(JOB): Retype every entry in its entirety, without alteration.

(SOURCE MATERIAL):
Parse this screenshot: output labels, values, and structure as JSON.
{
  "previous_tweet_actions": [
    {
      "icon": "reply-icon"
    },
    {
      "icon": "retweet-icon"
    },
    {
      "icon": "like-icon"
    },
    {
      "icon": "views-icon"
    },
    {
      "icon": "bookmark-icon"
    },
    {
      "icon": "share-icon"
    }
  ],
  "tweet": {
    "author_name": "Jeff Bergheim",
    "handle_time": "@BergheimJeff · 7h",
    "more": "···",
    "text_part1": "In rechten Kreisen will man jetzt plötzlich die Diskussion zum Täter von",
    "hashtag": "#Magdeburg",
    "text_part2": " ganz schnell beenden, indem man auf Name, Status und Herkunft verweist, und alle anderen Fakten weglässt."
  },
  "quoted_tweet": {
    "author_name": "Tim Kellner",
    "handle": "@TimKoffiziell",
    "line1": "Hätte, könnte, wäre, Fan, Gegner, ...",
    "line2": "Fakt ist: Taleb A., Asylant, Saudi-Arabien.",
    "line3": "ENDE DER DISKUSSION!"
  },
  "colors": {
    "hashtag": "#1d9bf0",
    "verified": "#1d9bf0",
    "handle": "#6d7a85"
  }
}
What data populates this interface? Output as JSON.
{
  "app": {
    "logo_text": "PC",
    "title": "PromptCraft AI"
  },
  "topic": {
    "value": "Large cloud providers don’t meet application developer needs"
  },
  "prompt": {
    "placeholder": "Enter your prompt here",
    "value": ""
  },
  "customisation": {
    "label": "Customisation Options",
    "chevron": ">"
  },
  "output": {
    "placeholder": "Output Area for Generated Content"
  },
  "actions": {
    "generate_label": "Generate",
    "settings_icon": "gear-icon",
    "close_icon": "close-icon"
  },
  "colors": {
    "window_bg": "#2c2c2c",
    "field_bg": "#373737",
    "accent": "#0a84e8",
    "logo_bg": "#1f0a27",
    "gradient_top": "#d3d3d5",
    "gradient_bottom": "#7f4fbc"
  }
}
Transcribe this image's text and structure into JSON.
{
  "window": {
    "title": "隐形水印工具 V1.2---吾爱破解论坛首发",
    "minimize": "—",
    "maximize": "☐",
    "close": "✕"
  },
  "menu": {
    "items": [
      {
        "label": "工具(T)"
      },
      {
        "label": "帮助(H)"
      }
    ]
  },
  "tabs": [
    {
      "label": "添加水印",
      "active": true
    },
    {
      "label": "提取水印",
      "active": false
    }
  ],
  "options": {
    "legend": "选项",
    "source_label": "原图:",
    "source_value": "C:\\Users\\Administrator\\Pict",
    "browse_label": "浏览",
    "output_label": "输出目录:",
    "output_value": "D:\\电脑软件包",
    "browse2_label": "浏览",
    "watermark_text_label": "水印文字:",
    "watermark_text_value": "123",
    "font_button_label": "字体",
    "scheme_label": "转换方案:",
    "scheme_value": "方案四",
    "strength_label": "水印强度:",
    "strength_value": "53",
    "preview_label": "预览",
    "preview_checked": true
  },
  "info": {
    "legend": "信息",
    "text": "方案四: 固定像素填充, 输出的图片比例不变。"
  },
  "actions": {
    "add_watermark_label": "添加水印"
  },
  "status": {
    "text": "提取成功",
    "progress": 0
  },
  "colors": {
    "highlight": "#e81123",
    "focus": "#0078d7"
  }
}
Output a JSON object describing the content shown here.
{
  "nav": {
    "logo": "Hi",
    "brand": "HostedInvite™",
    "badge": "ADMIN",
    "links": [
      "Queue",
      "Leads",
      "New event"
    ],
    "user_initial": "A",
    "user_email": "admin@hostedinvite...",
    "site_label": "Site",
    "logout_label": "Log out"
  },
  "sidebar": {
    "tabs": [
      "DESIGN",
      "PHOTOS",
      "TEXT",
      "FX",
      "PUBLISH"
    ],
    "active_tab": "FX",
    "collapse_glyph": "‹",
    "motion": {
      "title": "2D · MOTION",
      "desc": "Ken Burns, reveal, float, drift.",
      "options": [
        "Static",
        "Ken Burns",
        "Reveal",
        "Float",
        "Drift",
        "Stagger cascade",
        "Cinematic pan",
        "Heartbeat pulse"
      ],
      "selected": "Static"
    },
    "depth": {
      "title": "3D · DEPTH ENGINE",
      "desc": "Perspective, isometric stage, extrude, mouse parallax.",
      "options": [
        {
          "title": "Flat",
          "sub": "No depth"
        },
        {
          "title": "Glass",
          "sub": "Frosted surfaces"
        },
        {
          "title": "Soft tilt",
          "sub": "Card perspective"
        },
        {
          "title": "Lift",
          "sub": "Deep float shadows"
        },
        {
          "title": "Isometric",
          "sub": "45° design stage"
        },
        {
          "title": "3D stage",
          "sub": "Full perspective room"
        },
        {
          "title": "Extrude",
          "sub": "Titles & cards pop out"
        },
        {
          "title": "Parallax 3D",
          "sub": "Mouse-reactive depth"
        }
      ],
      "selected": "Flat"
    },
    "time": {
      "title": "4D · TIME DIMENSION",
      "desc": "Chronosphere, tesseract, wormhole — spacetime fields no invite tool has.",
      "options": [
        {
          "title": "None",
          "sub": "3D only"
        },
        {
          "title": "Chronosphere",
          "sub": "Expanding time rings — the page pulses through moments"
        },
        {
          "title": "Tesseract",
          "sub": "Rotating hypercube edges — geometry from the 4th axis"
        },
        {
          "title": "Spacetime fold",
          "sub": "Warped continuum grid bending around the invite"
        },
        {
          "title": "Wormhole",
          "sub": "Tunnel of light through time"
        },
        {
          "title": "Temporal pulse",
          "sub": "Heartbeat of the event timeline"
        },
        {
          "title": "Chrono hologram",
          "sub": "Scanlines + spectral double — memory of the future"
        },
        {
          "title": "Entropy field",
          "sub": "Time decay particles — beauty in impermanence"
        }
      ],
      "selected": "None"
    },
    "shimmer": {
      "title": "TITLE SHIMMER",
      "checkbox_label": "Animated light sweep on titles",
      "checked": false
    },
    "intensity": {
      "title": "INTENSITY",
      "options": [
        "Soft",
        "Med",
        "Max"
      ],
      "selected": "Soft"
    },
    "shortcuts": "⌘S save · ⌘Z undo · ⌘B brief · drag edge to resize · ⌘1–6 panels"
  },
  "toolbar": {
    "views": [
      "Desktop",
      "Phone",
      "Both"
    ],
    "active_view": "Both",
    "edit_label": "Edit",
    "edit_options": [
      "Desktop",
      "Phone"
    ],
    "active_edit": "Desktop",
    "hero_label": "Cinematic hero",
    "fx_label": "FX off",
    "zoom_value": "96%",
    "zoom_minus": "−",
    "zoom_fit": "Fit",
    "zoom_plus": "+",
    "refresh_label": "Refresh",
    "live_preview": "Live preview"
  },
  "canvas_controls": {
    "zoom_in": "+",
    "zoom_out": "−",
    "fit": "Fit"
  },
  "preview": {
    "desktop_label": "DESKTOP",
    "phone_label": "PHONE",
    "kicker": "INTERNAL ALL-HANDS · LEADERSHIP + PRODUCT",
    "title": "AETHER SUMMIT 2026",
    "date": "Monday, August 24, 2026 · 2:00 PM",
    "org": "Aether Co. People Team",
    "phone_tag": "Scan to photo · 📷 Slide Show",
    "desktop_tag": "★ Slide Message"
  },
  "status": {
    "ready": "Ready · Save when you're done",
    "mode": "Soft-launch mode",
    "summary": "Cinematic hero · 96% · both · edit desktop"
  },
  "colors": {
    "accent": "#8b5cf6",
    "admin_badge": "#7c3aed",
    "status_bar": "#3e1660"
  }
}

(RESPONSE TO THIS TASK):
Parse this screenshot: output labels, values, and structure as JSON.
{
  "previous_tweet_actions": [
    {
      "icon": "reply-icon"
    },
    {
      "icon": "retweet-icon"
    },
    {
      "icon": "like-icon"
    },
    {
      "icon": "views-icon"
    },
    {
      "icon": "bookmark-icon"
    },
    {
      "icon": "share-icon"
    }
  ],
  "tweet": {
    "author_name": "Jeff Bergheim",
    "handle_time": "@BergheimJeff · 7h",
    "more": "···",
    "text_part1": "In rechten Kreisen will man jetzt plötzlich die Diskussion zum Täter von",
    "hashtag": "#Magdeburg",
    "text_part2": " ganz schnell beenden, indem man auf Name, Status und Herkunft verweist, und alle anderen Fakten weglässt."
  },
  "quoted_tweet": {
    "author_name": "Tim Kellner",
    "handle": "@TimKoffiziell",
    "line1": "Hätte, könnte, wäre, Fan, Gegner, ...",
    "line2": "Fakt ist: Taleb A., Asylant, Saudi-Arabien.",
    "line3": "ENDE DER DISKUSSION!"
  },
  "colors": {
    "hashtag": "#1d9bf0",
    "verified": "#1d9bf0",
    "handle": "#6d7a85"
  }
}
What data populates this interface? Output as JSON.
{
  "app": {
    "logo_text": "PC",
    "title": "PromptCraft AI"
  },
  "topic": {
    "value": "Large cloud providers don’t meet application developer needs"
  },
  "prompt": {
    "placeholder": "Enter your prompt here",
    "value": ""
  },
  "customisation": {
    "label": "Customisation Options",
    "chevron": ">"
  },
  "output": {
    "placeholder": "Output Area for Generated Content"
  },
  "actions": {
    "generate_label": "Generate",
    "settings_icon": "gear-icon",
    "close_icon": "close-icon"
  },
  "colors": {
    "window_bg": "#2c2c2c",
    "field_bg": "#373737",
    "accent": "#0a84e8",
    "logo_bg": "#1f0a27",
    "gradient_top": "#d3d3d5",
    "gradient_bottom": "#7f4fbc"
  }
}
Transcribe this image's text and structure into JSON.
{
  "window": {
    "title": "隐形水印工具 V1.2---吾爱破解论坛首发",
    "minimize": "—",
    "maximize": "☐",
    "close": "✕"
  },
  "menu": {
    "items": [
      {
        "label": "工具(T)"
      },
      {
        "label": "帮助(H)"
      }
    ]
  },
  "tabs": [
    {
      "label": "添加水印",
      "active": true
    },
    {
      "label": "提取水印",
      "active": false
    }
  ],
  "options": {
    "legend": "选项",
    "source_label": "原图:",
    "source_value": "C:\\Users\\Administrator\\Pict",
    "browse_label": "浏览",
    "output_label": "输出目录:",
    "output_value": "D:\\电脑软件包",
    "browse2_label": "浏览",
    "watermark_text_label": "水印文字:",
    "watermark_text_value": "123",
    "font_button_label": "字体",
    "scheme_label": "转换方案:",
    "scheme_value": "方案四",
    "strength_label": "水印强度:",
    "strength_value": "53",
    "preview_label": "预览",
    "preview_checked": true
  },
  "info": {
    "legend": "信息",
    "text": "方案四: 固定像素填充, 输出的图片比例不变。"
  },
  "actions": {
    "add_watermark_label": "添加水印"
  },
  "status": {
    "text": "提取成功",
    "progress": 0
  },
  "colors": {
    "highlight": "#e81123",
    "focus": "#0078d7"
  }
}
Output a JSON object describing the content shown here.
{
  "nav": {
    "logo": "Hi",
    "brand": "HostedInvite™",
    "badge": "ADMIN",
    "links": [
      "Queue",
      "Leads",
      "New event"
    ],
    "user_initial": "A",
    "user_email": "admin@hostedinvite...",
    "site_label": "Site",
    "logout_label": "Log out"
  },
  "sidebar": {
    "tabs": [
      "DESIGN",
      "PHOTOS",
      "TEXT",
      "FX",
      "PUBLISH"
    ],
    "active_tab": "FX",
    "collapse_glyph": "‹",
    "motion": {
      "title": "2D · MOTION",
      "desc": "Ken Burns, reveal, float, drift.",
      "options": [
        "Static",
        "Ken Burns",
        "Reveal",
        "Float",
        "Drift",
        "Stagger cascade",
        "Cinematic pan",
        "Heartbeat pulse"
      ],
      "selected": "Static"
    },
    "depth": {
      "title": "3D · DEPTH ENGINE",
      "desc": "Perspective, isometric stage, extrude, mouse parallax.",
      "options": [
        {
          "title": "Flat",
          "sub": "No depth"
        },
        {
          "title": "Glass",
          "sub": "Frosted surfaces"
        },
        {
          "title": "Soft tilt",
          "sub": "Card perspective"
        },
        {
          "title": "Lift",
          "sub": "Deep float shadows"
        },
        {
          "title": "Isometric",
          "sub": "45° design stage"
        },
        {
          "title": "3D stage",
          "sub": "Full perspective room"
        },
        {
          "title": "Extrude",
          "sub": "Titles & cards pop out"
        },
        {
          "title": "Parallax 3D",
          "sub": "Mouse-reactive depth"
        }
      ],
      "selected": "Flat"
    },
    "time": {
      "title": "4D · TIME DIMENSION",
      "desc": "Chronosphere, tesseract, wormhole — spacetime fields no invite tool has.",
      "options": [
        {
          "title": "None",
          "sub": "3D only"
        },
        {
          "title": "Chronosphere",
          "sub": "Expanding time rings — the page pulses through moments"
        },
        {
          "title": "Tesseract",
          "sub": "Rotating hypercube edges — geometry from the 4th axis"
        },
        {
          "title": "Spacetime fold",
          "sub": "Warped continuum grid bending around the invite"
        },
        {
          "title": "Wormhole",
          "sub": "Tunnel of light through time"
        },
        {
          "title": "Temporal pulse",
          "sub": "Heartbeat of the event timeline"
        },
        {
          "title": "Chrono hologram",
          "sub": "Scanlines + spectral double — memory of the future"
        },
        {
          "title": "Entropy field",
          "sub": "Time decay particles — beauty in impermanence"
        }
      ],
      "selected": "None"
    },
    "shimmer": {
      "title": "TITLE SHIMMER",
      "checkbox_label": "Animated light sweep on titles",
      "checked": false
    },
    "intensity": {
      "title": "INTENSITY",
      "options": [
        "Soft",
        "Med",
        "Max"
      ],
      "selected": "Soft"
    },
    "shortcuts": "⌘S save · ⌘Z undo · ⌘B brief · drag edge to resize · ⌘1–6 panels"
  },
  "toolbar": {
    "views": [
      "Desktop",
      "Phone",
      "Both"
    ],
    "active_view": "Both",
    "edit_label": "Edit",
    "edit_options": [
      "Desktop",
      "Phone"
    ],
    "active_edit": "Desktop",
    "hero_label": "Cinematic hero",
    "fx_label": "FX off",
    "zoom_value": "96%",
    "zoom_minus": "−",
    "zoom_fit": "Fit",
    "zoom_plus": "+",
    "refresh_label": "Refresh",
    "live_preview": "Live preview"
  },
  "canvas_controls": {
    "zoom_in": "+",
    "zoom_out": "−",
    "fit": "Fit"
  },
  "preview": {
    "desktop_label": "DESKTOP",
    "phone_label": "PHONE",
    "kicker": "INTERNAL ALL-HANDS · LEADERSHIP + PRODUCT",
    "title": "AETHER SUMMIT 2026",
    "date": "Monday, August 24, 2026 · 2:00 PM",
    "org": "Aether Co. People Team",
    "phone_tag": "Scan to photo · 📷 Slide Show",
    "desktop_tag": "★ Slide Message"
  },
  "status": {
    "ready": "Ready · Save when you're done",
    "mode": "Soft-launch mode",
    "summary": "Cinematic hero · 96% · both · edit desktop"
  },
  "colors": {
    "accent": "#8b5cf6",
    "admin_badge": "#7c3aed",
    "status_bar": "#3e1660"
  }
}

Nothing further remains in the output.